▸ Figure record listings

* * * * * * *

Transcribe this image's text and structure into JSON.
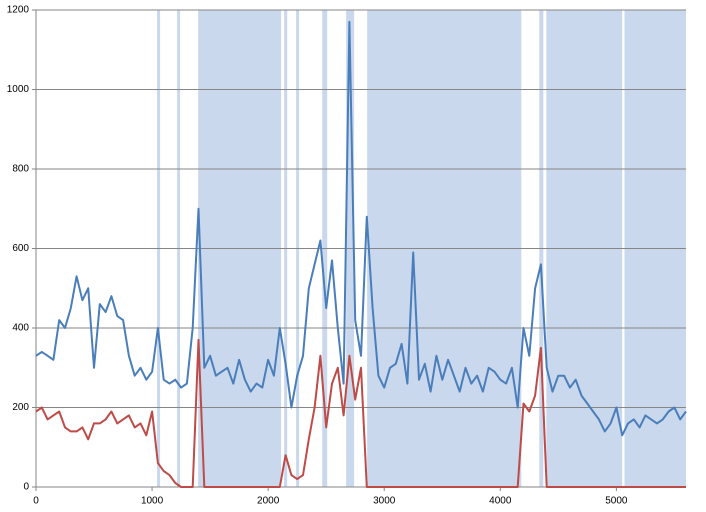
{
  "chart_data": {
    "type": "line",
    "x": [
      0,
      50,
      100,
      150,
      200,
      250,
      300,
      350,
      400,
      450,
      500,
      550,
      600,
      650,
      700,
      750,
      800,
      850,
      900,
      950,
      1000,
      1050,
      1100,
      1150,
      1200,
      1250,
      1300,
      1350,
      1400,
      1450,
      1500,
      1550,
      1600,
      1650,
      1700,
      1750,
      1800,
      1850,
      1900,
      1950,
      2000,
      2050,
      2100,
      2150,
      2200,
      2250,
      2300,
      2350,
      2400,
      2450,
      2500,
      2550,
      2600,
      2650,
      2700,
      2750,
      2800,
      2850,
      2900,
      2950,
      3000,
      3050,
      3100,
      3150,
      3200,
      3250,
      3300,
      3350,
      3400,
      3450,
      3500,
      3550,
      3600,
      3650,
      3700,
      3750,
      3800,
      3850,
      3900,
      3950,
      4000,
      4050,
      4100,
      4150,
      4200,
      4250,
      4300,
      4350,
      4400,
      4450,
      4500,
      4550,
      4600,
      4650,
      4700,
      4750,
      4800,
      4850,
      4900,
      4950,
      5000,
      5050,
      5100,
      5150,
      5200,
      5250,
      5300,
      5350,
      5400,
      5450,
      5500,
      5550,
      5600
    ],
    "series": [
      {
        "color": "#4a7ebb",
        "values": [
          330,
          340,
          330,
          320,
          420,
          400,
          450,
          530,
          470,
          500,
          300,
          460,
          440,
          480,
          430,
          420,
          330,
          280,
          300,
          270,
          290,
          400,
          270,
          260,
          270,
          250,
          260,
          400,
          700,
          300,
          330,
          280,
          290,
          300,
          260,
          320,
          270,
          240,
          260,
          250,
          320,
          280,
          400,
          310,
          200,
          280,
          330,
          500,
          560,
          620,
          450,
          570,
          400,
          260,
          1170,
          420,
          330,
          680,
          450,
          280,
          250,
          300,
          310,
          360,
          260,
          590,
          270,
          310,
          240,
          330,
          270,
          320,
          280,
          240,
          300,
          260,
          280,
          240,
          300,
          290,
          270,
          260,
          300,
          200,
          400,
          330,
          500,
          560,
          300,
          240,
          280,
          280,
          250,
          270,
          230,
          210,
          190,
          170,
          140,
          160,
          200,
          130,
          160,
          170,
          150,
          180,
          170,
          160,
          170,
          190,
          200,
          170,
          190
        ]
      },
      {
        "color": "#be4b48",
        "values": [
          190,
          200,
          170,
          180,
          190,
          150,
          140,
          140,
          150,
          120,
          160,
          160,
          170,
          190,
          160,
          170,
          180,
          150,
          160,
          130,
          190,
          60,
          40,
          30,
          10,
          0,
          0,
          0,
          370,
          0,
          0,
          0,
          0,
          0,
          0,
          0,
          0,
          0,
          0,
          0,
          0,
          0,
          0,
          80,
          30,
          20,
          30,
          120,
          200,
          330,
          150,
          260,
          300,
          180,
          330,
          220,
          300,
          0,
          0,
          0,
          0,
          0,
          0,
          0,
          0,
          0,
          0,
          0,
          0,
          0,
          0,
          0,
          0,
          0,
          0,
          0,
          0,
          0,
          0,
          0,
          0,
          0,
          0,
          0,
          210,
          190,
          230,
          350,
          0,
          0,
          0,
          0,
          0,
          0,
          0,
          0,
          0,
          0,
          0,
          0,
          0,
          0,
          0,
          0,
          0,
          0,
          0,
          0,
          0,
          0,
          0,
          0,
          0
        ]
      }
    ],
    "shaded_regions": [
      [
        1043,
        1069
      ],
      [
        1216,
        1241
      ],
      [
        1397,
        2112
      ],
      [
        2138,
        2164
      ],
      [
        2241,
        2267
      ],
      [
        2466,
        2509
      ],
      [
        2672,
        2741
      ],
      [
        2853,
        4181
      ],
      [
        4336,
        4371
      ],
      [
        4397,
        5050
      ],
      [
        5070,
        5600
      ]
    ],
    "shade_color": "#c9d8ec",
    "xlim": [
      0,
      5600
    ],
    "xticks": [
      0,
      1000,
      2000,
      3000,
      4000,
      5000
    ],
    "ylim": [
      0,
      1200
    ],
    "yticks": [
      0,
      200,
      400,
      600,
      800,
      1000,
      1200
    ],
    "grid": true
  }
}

* * * * * * *

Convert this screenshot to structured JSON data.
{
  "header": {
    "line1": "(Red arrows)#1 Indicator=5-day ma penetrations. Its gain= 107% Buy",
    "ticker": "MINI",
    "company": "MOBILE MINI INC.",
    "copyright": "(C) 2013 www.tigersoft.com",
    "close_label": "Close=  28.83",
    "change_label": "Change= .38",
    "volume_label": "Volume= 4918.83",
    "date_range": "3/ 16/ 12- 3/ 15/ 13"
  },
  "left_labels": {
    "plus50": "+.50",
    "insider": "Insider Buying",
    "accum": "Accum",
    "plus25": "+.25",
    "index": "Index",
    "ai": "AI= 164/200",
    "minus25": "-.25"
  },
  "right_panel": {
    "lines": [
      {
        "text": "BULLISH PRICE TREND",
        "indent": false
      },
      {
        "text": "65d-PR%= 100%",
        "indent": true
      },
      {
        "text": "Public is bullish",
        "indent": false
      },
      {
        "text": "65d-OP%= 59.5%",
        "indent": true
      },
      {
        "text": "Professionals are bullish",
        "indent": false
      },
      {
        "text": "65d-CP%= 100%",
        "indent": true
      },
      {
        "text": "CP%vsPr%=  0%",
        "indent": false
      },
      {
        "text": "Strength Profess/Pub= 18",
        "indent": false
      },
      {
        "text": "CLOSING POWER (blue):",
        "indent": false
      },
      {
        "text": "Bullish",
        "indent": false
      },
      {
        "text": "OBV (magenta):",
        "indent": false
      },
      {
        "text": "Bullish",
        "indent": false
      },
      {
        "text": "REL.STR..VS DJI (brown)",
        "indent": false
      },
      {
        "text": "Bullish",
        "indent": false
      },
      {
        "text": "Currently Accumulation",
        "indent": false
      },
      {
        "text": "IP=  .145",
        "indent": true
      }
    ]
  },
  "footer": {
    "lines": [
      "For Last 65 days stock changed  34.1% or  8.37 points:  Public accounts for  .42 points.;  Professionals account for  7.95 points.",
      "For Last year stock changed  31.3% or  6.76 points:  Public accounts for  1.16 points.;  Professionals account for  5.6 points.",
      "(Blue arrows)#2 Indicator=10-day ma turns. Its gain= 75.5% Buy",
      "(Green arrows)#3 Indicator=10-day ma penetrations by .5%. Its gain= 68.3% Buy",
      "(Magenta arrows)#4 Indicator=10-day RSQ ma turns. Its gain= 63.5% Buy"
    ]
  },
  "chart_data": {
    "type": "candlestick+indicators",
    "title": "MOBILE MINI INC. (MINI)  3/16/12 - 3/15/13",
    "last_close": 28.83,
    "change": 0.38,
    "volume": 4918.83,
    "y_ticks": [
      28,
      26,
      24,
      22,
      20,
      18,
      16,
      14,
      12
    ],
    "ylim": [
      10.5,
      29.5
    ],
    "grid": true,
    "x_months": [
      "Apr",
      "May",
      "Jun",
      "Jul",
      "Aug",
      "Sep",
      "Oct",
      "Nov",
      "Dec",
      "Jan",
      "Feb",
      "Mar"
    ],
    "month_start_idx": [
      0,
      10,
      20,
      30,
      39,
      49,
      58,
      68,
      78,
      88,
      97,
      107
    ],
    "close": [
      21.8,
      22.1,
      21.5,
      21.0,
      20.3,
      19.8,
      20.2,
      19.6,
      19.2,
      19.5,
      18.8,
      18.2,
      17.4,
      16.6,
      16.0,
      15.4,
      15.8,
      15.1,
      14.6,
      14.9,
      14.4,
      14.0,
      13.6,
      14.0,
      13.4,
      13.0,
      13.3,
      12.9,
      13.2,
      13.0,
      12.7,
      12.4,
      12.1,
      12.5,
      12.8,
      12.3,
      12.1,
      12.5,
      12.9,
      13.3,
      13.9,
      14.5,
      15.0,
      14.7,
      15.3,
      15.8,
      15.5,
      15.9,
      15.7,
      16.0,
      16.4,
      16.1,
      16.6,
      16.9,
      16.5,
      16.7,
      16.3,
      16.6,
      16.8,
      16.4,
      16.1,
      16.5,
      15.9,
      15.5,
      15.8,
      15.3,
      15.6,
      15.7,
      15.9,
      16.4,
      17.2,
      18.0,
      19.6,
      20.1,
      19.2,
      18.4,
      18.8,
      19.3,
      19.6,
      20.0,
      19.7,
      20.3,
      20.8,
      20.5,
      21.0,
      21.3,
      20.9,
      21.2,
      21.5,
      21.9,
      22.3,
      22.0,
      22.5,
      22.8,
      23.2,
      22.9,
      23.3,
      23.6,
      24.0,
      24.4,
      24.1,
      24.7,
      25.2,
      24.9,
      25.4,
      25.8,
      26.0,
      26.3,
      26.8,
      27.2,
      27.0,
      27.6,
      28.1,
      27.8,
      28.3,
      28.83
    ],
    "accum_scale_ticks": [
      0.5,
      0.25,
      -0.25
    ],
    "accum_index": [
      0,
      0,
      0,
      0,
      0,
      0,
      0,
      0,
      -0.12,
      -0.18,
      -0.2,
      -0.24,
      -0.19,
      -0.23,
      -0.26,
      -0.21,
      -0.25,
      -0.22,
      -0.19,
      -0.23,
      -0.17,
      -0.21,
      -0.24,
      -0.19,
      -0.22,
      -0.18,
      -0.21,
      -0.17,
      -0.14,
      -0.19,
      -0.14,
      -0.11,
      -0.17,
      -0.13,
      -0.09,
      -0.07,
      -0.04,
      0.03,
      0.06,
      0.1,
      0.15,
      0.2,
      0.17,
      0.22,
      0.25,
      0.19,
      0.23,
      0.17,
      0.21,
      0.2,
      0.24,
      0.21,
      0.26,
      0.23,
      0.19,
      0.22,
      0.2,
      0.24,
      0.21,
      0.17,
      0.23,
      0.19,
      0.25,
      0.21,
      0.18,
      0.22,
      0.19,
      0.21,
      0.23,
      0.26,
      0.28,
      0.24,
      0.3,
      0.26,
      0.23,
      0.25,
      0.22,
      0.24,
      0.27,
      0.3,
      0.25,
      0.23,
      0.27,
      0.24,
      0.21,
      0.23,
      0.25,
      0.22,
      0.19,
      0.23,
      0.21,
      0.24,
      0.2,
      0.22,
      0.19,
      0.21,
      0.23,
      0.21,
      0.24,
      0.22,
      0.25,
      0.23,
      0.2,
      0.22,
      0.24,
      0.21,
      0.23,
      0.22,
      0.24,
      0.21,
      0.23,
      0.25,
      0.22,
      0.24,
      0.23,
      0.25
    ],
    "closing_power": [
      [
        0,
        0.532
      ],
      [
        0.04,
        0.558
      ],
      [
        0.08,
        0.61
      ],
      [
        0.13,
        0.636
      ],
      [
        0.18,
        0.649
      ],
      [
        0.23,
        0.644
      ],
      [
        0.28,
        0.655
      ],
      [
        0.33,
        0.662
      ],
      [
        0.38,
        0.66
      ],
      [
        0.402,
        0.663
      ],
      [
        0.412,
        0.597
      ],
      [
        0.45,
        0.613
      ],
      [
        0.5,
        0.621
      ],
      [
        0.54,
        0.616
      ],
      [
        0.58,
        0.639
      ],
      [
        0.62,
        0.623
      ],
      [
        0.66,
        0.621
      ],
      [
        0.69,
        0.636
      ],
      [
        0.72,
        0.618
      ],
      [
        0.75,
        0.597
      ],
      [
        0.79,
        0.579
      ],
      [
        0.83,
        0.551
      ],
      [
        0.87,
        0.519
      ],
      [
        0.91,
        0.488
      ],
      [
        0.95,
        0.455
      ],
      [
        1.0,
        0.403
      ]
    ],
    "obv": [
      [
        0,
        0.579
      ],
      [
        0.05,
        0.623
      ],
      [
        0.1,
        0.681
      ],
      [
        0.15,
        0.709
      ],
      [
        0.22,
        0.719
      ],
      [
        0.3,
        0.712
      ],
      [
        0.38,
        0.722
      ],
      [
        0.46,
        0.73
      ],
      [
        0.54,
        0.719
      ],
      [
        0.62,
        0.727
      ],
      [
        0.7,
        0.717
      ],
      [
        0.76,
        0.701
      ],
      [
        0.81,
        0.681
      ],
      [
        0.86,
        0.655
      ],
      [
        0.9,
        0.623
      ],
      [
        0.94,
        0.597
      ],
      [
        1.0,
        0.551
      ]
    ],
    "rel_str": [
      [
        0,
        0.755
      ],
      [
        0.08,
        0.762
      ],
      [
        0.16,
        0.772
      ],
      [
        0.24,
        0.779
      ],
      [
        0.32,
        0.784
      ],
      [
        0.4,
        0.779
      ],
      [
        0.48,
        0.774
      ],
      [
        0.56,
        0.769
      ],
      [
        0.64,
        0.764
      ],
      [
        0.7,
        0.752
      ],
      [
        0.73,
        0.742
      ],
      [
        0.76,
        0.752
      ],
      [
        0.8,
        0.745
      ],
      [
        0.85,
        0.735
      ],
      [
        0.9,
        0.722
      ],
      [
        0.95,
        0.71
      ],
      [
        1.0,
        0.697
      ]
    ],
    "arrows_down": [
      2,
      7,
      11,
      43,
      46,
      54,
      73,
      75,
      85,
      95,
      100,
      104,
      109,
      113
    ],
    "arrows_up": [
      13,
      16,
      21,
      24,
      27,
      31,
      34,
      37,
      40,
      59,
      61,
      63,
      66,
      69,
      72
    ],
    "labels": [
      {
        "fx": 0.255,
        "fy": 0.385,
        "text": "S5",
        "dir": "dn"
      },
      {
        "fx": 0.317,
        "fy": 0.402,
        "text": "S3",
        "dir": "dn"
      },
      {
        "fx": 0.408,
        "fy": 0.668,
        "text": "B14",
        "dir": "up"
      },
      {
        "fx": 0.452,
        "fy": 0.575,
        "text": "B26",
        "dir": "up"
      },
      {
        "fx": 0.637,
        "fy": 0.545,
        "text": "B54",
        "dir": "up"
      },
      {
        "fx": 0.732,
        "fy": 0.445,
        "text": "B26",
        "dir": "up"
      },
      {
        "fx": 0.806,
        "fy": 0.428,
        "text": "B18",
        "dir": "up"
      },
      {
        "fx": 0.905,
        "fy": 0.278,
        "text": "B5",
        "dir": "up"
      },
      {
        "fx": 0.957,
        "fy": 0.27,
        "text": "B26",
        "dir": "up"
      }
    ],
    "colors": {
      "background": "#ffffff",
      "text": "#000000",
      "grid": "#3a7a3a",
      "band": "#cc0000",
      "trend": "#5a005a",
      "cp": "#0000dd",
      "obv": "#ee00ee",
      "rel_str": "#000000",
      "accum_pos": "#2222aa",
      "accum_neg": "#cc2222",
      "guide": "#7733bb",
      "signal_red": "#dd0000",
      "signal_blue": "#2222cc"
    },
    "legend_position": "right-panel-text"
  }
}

* * * * * * *

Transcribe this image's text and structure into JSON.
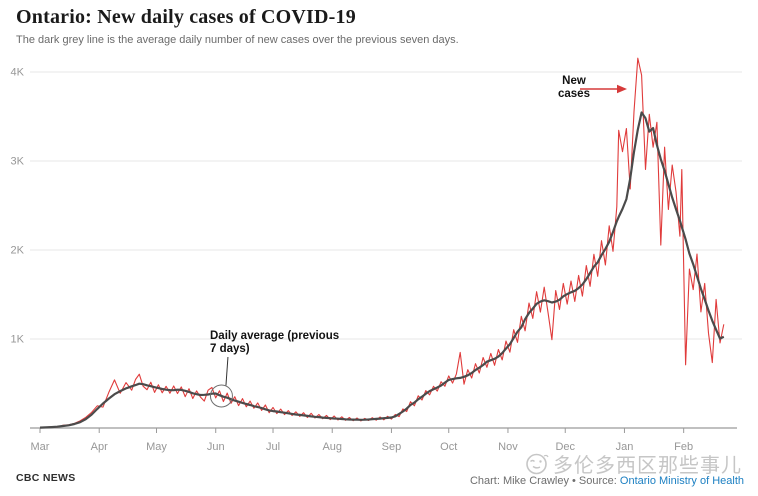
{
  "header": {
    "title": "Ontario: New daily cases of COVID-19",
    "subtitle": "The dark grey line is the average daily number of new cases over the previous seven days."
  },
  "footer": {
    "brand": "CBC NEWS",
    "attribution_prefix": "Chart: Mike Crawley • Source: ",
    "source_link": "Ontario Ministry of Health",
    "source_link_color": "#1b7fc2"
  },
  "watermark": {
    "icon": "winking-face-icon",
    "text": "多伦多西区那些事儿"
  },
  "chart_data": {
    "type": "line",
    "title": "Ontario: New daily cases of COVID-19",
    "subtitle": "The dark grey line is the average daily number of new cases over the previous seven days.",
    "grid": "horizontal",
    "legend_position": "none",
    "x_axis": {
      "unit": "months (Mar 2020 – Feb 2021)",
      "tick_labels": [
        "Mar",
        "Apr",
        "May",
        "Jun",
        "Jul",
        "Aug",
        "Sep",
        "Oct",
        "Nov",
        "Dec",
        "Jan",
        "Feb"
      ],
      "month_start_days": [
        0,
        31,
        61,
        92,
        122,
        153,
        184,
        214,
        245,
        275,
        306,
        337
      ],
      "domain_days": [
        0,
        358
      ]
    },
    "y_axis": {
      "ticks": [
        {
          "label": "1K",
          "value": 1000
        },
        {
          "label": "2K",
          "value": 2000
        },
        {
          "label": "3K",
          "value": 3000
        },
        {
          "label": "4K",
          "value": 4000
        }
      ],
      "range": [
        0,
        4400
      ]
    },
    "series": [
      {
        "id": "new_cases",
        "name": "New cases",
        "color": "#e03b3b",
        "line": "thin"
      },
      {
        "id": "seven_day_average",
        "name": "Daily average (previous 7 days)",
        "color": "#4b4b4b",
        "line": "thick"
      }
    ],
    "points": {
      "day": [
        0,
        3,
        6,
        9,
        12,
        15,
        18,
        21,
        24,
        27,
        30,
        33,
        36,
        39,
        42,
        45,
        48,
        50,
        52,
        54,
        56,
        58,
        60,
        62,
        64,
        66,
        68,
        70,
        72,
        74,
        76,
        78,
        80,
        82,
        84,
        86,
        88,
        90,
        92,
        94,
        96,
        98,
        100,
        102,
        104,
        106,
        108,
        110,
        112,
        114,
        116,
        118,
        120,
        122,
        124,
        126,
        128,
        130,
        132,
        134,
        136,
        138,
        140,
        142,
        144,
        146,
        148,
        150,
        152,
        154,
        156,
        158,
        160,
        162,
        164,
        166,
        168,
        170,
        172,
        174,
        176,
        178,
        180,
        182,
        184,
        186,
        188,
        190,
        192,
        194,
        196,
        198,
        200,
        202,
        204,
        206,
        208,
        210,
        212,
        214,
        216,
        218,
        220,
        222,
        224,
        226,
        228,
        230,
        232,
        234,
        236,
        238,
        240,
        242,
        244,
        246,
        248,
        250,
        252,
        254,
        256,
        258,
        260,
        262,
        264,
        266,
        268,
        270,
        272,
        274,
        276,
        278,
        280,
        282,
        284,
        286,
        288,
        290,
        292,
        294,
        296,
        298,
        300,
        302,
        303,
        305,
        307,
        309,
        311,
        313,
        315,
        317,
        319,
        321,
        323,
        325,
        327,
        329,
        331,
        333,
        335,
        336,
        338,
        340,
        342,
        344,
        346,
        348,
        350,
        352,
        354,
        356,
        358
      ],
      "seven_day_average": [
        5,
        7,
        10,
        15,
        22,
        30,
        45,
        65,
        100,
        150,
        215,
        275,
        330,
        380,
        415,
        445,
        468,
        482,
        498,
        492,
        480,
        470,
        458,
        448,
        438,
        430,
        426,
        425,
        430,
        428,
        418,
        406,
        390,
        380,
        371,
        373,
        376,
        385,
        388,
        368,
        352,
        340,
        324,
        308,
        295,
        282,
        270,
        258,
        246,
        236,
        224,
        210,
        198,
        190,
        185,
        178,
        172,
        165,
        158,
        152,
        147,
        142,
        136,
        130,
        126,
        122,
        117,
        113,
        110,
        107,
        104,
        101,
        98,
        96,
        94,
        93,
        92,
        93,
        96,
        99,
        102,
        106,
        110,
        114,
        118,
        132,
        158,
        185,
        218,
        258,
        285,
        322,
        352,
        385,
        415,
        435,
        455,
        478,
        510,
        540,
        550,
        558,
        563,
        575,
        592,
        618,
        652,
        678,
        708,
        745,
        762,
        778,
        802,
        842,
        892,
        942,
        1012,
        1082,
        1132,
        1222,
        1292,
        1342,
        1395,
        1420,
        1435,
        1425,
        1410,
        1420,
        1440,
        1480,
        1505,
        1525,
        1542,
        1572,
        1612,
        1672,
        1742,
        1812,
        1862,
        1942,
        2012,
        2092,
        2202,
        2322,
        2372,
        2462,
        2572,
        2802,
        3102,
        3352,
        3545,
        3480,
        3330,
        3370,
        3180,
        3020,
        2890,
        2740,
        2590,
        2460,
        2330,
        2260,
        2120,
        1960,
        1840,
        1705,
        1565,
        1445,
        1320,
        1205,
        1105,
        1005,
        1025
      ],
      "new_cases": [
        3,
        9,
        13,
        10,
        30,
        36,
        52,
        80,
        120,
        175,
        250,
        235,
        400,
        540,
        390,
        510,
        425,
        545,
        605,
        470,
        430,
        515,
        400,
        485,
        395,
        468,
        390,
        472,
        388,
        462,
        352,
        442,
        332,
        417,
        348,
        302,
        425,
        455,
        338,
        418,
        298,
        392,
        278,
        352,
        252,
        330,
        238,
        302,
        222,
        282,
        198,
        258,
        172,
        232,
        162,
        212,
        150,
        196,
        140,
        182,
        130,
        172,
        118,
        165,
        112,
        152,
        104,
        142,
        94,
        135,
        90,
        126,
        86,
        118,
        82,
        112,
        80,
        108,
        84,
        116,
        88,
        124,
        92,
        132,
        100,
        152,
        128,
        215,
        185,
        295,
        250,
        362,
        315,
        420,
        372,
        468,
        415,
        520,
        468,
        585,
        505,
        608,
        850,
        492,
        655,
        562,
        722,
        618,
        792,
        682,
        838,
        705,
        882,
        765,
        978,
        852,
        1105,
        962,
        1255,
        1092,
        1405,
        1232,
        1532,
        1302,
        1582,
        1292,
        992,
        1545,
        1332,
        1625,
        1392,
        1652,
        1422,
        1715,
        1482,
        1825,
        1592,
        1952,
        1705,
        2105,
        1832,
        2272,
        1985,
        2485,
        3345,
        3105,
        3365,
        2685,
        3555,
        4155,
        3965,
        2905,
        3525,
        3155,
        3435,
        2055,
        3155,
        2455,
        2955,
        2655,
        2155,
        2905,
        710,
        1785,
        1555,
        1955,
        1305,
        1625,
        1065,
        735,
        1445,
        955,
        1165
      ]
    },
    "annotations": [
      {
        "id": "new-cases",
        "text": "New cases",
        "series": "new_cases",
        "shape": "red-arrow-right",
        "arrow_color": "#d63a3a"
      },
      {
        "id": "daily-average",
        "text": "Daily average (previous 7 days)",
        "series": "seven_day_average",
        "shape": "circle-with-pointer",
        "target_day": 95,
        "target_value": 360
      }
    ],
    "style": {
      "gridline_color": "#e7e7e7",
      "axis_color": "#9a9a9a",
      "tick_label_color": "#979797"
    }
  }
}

* * * * * * *

▸ REQUIRED WORK
In the entries above, identify each line that includes the string "gain", then copy it.

▸ THE SOLUTION
    "line1": "(Red arrows)#1 Indicator=5-day ma penetrations. Its gain= 107% Buy",
      "(Blue arrows)#2 Indicator=10-day ma turns. Its gain= 75.5% Buy",
      "(Green arrows)#3 Indicator=10-day ma penetrations by .5%. Its gain= 68.3% Buy",
      "(Magenta arrows)#4 Indicator=10-day RSQ ma turns. Its gain= 63.5% Buy"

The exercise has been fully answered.